● Short exercise:
Copy out every line in the entries below that includes "xlabel".

● Working data:
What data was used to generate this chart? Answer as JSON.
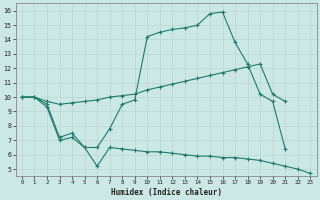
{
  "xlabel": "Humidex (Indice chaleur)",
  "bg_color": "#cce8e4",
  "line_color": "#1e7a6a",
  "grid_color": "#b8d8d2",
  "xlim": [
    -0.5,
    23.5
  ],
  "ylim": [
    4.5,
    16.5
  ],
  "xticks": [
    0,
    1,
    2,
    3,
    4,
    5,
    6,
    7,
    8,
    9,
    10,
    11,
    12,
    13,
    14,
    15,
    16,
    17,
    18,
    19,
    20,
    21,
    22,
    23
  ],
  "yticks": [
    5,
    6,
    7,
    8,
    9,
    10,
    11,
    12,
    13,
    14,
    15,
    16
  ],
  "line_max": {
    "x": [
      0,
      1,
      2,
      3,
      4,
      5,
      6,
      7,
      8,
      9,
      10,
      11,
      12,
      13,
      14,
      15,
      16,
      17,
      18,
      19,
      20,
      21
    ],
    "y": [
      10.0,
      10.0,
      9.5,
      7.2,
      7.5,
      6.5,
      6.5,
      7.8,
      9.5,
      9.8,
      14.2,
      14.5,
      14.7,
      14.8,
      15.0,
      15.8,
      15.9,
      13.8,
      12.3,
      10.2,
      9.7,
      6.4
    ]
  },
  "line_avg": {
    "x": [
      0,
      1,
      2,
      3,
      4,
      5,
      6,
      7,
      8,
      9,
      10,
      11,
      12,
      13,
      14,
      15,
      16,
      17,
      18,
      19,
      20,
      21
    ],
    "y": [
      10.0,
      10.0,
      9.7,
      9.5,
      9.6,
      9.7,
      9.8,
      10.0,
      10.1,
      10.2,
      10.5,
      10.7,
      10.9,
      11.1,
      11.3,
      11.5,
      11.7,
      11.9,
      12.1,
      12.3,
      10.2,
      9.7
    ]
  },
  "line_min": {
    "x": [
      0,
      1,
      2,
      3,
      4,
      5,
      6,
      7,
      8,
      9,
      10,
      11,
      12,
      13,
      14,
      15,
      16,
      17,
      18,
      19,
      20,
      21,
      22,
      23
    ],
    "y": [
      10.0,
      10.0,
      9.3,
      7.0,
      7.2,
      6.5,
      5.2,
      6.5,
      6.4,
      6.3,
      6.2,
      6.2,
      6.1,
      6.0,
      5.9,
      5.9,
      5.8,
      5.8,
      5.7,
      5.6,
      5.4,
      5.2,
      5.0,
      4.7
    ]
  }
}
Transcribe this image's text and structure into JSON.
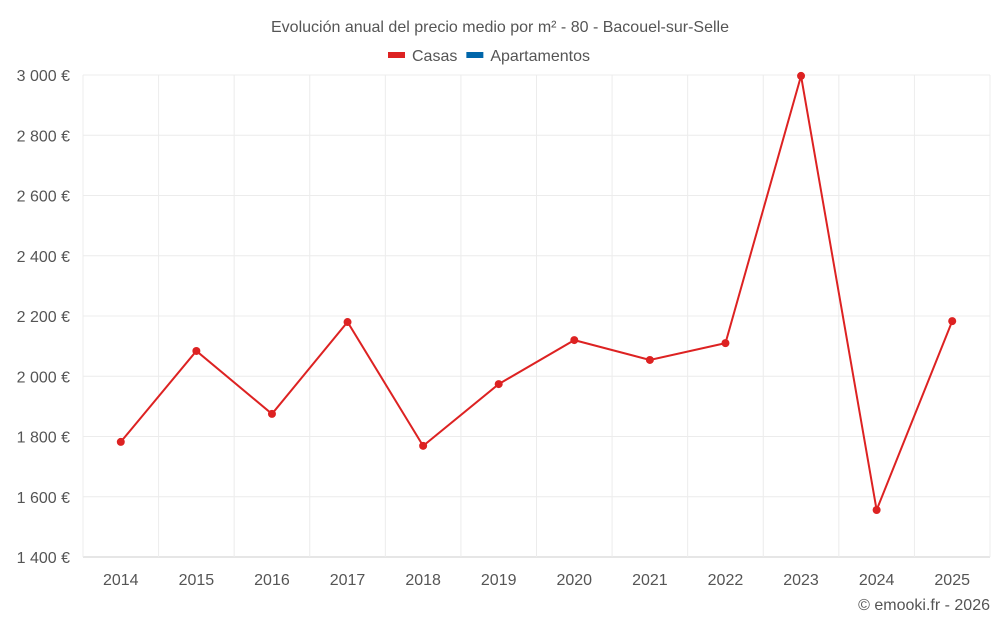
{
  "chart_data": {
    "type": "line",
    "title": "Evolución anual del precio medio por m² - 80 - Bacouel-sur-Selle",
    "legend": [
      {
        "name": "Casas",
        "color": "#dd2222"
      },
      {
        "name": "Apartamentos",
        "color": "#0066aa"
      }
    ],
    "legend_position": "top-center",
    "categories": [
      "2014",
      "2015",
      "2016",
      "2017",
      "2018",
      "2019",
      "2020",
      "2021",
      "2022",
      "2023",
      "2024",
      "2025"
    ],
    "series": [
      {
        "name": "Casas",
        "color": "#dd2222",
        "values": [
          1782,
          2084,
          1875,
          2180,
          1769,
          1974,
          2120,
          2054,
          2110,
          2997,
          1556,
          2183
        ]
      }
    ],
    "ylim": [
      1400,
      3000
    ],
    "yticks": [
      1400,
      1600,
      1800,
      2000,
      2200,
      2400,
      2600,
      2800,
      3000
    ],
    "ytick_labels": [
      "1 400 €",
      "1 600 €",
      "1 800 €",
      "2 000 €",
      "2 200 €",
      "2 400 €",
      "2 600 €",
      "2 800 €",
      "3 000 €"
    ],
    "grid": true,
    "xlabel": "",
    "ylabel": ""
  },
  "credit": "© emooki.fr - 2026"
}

● Full solution:
  "xlabel": "Humidex (Indice chaleur)",
    "xlabel": "",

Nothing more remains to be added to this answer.